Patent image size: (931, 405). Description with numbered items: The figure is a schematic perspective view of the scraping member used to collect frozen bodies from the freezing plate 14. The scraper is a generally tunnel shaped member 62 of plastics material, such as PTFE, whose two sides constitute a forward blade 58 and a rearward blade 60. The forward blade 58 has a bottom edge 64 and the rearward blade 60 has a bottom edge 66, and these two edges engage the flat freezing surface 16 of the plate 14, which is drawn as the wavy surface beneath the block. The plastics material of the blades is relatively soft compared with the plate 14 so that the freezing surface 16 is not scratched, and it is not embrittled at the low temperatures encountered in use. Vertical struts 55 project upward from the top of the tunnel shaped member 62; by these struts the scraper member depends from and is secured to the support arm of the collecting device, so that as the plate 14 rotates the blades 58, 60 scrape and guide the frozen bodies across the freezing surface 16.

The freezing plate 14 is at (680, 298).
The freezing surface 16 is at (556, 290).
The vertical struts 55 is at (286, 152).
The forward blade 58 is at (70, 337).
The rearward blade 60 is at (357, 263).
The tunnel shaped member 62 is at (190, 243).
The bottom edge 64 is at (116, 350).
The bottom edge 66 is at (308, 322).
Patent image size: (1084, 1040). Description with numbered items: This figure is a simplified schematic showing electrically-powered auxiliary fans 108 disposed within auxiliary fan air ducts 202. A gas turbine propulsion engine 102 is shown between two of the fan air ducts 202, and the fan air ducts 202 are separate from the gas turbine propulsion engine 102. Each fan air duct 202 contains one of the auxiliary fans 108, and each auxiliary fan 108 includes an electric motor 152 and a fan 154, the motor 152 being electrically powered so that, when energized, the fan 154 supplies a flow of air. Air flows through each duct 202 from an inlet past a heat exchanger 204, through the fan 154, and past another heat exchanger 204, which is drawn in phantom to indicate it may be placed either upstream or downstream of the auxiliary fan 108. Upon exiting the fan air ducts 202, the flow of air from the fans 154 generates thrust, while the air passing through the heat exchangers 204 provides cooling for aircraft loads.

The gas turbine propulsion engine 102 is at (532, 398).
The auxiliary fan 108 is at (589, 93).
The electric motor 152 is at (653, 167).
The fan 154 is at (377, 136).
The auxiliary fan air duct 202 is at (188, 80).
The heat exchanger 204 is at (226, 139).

....................

Turn the entries above into a numbered list, from the very first line through the line with "The bottom edge 66 is at (308, 322).", both included. Leave out any blank lines.

* WORKED ANSWER:
1. Patent image size: (931, 405). Description with numbered items: The figure is a schematic perspective view of the scraping member used to collect frozen bodies from the freezing plate 14. The scraper is a generally tunnel shaped member 62 of plastics material, such as PTFE, whose two sides constitute a forward blade 58 and a rearward blade 60. The forward blade 58 has a bottom edge 64 and the rearward blade 60 has a bottom edge 66, and these two edges engage the flat freezing surface 16 of the plate 14, which is drawn as the wavy surface beneath the block. The plastics material of the blades is relatively soft compared with the plate 14 so that the freezing surface 16 is not scratched, and it is not embrittled at the low temperatures encountered in use. Vertical struts 55 project upward from the top of the tunnel shaped member 62; by these struts the scraper member depends from and is secured to the support arm of the collecting device, so that as the plate 14 rotates the blades 58, 60 scrape and guide the frozen bodies across the freezing surface 16.
2. The freezing plate 14 is at (680, 298).
3. The freezing surface 16 is at (556, 290).
4. The vertical struts 55 is at (286, 152).
5. The forward blade 58 is at (70, 337).
6. The rearward blade 60 is at (357, 263).
7. The tunnel shaped member 62 is at (190, 243).
8. The bottom edge 64 is at (116, 350).
9. The bottom edge 66 is at (308, 322).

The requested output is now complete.